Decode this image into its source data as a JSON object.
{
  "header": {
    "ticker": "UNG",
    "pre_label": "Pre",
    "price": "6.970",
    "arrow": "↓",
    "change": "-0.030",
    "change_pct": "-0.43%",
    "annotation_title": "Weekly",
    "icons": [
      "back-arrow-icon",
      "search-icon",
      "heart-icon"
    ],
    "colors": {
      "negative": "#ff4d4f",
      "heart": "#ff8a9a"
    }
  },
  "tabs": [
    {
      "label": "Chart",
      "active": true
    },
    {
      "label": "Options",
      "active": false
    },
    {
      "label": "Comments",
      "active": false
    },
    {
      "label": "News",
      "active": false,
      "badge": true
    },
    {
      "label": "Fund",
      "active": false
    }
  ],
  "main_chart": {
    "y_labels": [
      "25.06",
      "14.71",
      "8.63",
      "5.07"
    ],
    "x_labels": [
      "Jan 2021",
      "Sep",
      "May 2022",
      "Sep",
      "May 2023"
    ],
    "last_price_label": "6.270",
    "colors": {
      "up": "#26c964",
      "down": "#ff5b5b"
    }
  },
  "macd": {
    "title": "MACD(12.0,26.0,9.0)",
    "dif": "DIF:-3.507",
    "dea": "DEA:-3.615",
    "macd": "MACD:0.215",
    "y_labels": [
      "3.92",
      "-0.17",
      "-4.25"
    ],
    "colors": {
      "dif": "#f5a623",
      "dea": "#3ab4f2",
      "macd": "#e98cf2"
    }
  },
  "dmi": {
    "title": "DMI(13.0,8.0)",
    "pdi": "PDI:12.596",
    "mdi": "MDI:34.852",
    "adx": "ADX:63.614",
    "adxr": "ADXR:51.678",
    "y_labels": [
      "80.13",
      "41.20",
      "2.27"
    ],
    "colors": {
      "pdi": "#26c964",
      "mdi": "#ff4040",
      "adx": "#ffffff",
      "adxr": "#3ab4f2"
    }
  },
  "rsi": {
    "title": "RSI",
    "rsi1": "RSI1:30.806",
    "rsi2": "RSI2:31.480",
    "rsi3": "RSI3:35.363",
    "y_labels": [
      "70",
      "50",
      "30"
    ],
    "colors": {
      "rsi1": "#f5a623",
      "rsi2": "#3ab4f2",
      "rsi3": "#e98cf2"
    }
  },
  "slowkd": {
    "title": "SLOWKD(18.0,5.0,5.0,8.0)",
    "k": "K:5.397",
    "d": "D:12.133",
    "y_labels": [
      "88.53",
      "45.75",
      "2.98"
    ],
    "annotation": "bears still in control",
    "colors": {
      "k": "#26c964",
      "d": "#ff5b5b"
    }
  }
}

---

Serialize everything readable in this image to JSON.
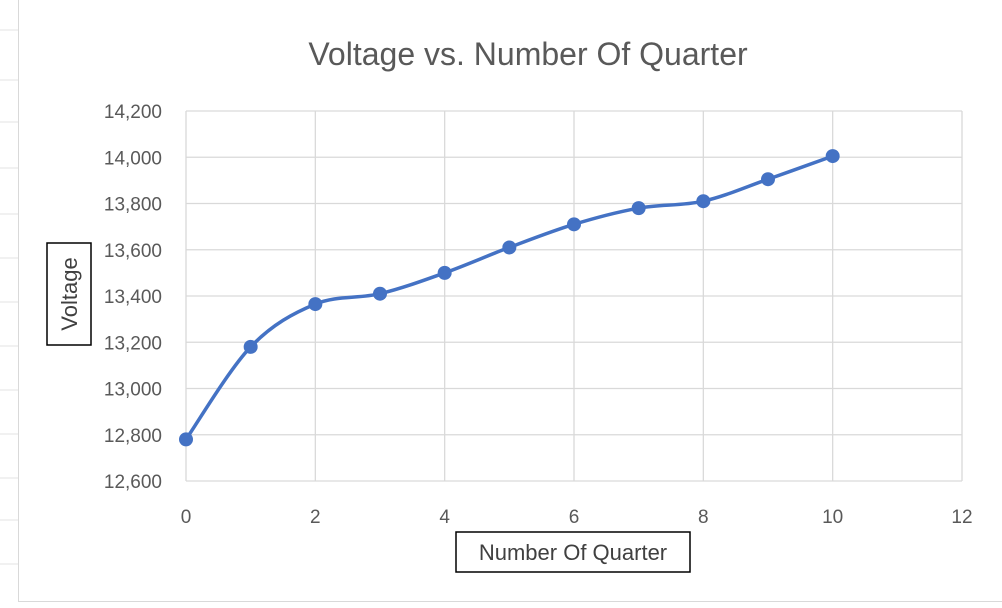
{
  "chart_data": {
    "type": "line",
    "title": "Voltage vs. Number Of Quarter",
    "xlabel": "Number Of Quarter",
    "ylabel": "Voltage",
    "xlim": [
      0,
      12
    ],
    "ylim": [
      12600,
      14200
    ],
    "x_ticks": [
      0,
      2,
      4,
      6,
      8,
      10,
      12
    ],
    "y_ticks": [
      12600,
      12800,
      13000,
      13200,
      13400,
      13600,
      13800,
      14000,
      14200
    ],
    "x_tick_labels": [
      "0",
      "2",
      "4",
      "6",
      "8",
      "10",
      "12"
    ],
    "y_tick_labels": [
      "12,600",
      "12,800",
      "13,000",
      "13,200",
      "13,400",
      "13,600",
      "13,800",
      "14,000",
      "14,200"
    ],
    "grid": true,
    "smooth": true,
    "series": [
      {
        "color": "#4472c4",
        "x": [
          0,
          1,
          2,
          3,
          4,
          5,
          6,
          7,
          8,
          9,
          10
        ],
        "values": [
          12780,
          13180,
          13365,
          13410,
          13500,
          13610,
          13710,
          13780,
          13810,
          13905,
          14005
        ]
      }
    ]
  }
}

...

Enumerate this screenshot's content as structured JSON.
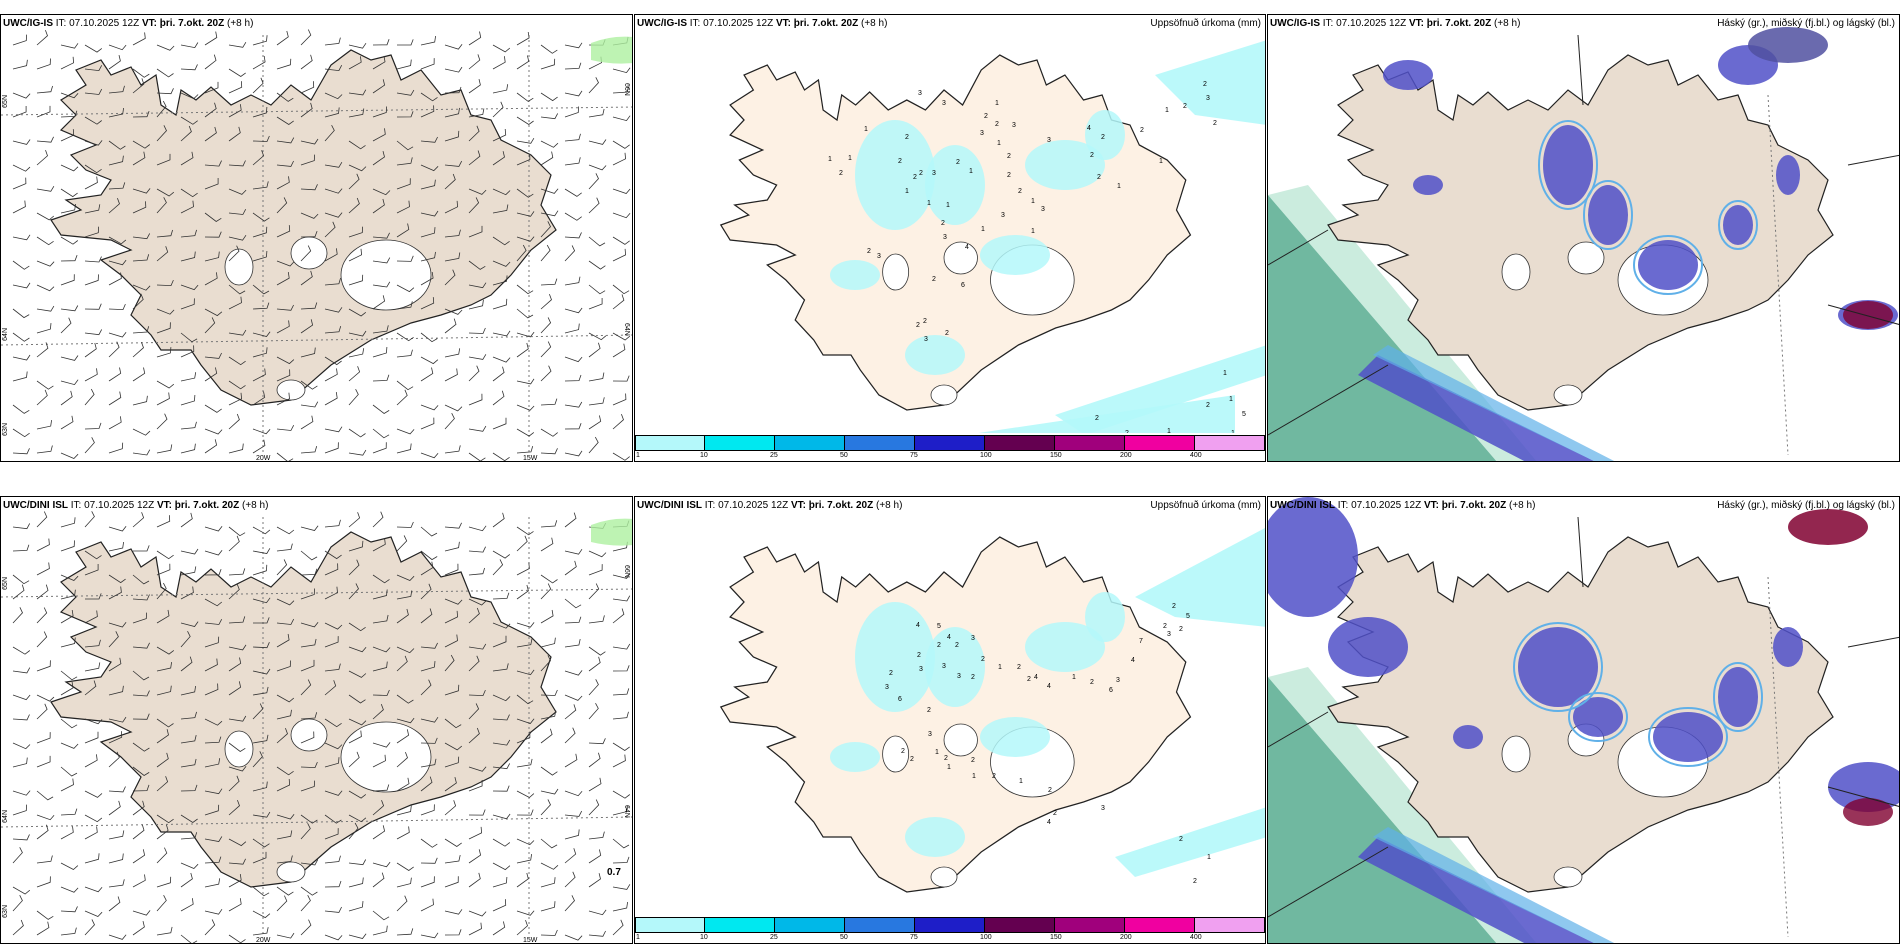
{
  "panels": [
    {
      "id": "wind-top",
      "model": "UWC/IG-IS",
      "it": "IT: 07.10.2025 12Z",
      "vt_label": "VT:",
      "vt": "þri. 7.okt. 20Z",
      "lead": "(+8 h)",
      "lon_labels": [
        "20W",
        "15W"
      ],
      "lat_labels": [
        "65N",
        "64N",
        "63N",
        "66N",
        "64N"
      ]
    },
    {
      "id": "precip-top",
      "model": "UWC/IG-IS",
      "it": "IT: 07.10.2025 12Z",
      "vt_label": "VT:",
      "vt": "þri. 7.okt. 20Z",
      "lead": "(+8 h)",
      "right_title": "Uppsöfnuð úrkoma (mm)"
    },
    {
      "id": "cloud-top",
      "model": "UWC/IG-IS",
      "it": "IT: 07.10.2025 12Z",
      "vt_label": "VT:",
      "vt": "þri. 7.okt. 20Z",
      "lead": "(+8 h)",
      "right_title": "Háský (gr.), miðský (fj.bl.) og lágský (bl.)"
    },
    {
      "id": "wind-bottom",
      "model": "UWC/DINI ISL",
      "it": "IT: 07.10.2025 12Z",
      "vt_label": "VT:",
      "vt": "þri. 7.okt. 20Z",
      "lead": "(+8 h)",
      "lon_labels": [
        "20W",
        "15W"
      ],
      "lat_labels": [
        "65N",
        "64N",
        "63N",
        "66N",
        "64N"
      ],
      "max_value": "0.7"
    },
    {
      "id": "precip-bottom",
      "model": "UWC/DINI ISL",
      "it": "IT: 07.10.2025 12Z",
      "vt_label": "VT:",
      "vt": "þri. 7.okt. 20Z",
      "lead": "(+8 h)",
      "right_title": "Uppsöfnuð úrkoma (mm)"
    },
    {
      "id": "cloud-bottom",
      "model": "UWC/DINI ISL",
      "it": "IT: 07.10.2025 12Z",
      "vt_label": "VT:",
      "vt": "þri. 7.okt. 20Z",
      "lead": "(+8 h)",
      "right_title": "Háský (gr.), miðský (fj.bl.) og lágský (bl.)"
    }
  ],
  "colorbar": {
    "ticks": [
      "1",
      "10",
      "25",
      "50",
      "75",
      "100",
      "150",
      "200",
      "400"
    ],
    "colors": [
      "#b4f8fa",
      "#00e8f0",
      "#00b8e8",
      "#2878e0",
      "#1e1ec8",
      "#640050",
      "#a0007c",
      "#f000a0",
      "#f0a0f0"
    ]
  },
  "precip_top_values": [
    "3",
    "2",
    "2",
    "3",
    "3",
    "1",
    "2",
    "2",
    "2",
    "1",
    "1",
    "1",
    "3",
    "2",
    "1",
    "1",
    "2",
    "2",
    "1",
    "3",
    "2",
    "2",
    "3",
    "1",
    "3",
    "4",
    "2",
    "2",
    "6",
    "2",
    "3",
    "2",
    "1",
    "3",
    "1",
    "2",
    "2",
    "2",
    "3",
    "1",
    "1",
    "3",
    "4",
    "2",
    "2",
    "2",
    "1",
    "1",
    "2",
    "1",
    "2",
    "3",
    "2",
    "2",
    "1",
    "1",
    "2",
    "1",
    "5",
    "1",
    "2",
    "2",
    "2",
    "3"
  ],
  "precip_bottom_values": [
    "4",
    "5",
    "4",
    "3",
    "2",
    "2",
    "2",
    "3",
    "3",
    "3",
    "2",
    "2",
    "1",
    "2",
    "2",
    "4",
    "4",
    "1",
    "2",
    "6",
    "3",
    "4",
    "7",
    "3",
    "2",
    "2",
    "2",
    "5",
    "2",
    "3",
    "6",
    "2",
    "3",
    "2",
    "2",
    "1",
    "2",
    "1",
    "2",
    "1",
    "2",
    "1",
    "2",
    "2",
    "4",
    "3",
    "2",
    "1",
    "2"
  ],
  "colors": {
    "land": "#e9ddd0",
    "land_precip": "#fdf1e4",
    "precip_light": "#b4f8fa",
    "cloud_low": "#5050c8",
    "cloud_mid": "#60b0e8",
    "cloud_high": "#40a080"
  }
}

INSTRUCTION - Note each line of the entries that has "JSON" in it, and copy those lines.

FULL ANSWER -
Decode this image into its source data as a JSON object.
Serialize everything readable in this image to JSON.
Enumerate this screenshot's content as structured JSON.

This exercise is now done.